Stated problem >>
Scan the listing below and copy every line holding "text".
### Records shown
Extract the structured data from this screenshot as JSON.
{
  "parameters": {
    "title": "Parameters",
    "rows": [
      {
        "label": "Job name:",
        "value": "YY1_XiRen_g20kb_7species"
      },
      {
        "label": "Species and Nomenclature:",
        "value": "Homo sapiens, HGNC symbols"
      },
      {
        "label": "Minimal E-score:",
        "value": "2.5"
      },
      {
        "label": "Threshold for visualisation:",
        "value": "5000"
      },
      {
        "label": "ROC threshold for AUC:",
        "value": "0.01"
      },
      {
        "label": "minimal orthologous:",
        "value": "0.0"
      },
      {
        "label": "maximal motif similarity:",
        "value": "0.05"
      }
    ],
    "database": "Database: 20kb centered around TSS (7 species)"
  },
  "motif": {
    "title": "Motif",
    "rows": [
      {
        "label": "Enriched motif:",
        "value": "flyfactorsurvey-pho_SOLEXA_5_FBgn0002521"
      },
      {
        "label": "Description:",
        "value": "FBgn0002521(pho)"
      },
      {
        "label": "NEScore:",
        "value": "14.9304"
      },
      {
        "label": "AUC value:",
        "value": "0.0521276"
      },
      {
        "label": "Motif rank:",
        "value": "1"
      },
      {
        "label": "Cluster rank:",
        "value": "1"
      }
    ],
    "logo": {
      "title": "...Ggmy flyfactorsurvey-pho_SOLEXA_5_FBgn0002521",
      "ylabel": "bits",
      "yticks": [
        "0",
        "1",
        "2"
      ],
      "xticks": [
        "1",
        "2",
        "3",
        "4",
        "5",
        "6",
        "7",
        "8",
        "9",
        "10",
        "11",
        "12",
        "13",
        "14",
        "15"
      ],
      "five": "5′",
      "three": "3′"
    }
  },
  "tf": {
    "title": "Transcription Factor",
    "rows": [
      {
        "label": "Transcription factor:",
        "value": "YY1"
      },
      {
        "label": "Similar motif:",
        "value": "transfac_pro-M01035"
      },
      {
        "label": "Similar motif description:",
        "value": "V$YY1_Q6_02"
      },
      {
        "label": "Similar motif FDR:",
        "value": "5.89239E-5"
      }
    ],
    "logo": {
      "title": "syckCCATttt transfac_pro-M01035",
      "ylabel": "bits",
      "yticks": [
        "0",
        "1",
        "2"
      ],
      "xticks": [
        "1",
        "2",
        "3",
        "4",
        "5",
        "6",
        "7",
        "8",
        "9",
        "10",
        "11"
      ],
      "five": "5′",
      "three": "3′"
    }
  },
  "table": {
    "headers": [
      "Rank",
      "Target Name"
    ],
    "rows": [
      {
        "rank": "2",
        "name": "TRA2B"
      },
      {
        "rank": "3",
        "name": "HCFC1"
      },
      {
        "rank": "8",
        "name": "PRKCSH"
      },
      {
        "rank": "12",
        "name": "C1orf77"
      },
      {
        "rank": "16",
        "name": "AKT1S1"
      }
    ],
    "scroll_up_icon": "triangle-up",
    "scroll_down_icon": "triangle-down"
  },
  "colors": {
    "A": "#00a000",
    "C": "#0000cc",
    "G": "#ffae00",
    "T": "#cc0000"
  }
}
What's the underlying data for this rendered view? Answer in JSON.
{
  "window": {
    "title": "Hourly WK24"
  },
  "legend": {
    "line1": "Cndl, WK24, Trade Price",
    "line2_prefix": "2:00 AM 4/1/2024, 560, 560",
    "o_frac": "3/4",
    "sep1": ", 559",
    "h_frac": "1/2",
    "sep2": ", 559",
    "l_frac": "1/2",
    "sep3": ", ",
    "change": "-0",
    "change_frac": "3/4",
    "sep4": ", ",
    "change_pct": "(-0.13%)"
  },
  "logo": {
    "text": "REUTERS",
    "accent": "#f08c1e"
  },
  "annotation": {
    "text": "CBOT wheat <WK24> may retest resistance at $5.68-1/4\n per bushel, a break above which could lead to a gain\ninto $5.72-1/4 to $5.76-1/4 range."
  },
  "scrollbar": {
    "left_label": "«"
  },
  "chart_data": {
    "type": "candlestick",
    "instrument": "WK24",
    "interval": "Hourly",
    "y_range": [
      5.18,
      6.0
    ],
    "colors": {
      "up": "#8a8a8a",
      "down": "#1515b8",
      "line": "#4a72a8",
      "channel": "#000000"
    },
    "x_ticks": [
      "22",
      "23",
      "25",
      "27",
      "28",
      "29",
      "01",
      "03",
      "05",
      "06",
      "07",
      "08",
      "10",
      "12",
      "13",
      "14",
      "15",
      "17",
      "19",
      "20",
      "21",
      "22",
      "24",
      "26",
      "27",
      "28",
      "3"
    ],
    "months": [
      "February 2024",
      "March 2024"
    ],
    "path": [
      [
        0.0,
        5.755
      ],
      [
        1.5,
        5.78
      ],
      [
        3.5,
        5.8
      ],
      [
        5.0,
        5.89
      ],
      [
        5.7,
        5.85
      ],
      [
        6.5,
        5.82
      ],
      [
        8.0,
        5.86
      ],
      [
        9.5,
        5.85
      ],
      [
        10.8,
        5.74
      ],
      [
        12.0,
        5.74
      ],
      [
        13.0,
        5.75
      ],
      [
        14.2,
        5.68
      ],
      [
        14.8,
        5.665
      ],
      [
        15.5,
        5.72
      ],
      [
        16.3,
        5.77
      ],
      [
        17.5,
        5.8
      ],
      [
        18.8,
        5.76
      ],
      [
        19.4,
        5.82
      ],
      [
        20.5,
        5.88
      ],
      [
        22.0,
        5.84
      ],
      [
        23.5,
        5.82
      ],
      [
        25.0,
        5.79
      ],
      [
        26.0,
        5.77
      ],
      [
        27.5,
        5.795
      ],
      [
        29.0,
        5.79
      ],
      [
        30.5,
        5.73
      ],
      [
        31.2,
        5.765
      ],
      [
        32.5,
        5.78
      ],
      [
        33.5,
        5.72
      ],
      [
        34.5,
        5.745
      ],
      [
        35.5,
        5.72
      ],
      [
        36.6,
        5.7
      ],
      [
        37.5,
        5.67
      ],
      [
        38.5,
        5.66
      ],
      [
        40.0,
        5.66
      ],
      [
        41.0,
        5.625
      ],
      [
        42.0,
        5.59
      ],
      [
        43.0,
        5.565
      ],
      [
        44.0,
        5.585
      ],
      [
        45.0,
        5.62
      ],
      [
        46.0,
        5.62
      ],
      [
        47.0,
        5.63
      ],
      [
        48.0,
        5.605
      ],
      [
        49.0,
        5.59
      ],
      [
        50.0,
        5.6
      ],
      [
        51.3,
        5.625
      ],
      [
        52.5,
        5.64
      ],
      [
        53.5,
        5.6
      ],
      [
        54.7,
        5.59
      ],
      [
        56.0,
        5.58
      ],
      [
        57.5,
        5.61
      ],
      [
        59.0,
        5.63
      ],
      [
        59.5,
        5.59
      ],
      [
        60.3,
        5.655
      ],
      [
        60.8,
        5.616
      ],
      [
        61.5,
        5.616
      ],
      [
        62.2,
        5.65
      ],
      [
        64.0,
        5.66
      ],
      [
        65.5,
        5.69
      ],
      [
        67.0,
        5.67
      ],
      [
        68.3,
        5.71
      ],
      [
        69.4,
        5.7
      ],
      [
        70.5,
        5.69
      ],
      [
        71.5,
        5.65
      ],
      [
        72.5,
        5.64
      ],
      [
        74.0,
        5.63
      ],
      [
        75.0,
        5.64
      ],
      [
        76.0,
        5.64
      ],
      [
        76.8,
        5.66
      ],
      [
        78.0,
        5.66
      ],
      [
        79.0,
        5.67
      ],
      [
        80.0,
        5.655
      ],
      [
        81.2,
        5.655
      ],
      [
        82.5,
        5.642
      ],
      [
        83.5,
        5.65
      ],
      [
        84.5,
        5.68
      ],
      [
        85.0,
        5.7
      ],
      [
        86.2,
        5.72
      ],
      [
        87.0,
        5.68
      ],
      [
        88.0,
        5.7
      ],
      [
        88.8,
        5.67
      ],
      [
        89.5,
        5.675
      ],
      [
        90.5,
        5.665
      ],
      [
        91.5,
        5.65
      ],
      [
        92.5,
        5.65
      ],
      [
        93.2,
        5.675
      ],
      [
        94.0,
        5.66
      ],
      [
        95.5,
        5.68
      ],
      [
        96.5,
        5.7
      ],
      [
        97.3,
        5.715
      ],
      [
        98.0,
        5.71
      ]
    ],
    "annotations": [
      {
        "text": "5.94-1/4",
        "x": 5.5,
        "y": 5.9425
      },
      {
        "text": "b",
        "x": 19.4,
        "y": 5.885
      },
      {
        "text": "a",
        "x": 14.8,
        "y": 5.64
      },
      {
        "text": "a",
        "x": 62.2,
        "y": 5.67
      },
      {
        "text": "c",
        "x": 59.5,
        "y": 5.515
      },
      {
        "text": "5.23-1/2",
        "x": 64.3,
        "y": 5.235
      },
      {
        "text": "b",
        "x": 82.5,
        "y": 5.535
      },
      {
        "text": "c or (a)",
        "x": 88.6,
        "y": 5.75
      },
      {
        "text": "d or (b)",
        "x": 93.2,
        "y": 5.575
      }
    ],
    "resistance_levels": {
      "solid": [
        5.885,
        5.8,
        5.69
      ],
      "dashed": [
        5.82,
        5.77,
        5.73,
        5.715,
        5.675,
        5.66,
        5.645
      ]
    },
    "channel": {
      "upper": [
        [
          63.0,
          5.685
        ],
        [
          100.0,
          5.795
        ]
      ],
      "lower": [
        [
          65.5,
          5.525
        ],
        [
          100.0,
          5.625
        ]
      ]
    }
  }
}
######
Output below >>
    "text": "REUTERS",
    "text": "CBOT wheat <WK24> may retest resistance at $5.68-1/4\n per bushel, a break above which could lead to a gain\ninto $5.72-1/4 to $5.76-1/4 range."
        "text": "5.94-1/4",
        "text": "b",
        "text": "a",
        "text": "a",
        "text": "c",
        "text": "5.23-1/2",
        "text": "b",
        "text": "c or (a)",
        "text": "d or (b)",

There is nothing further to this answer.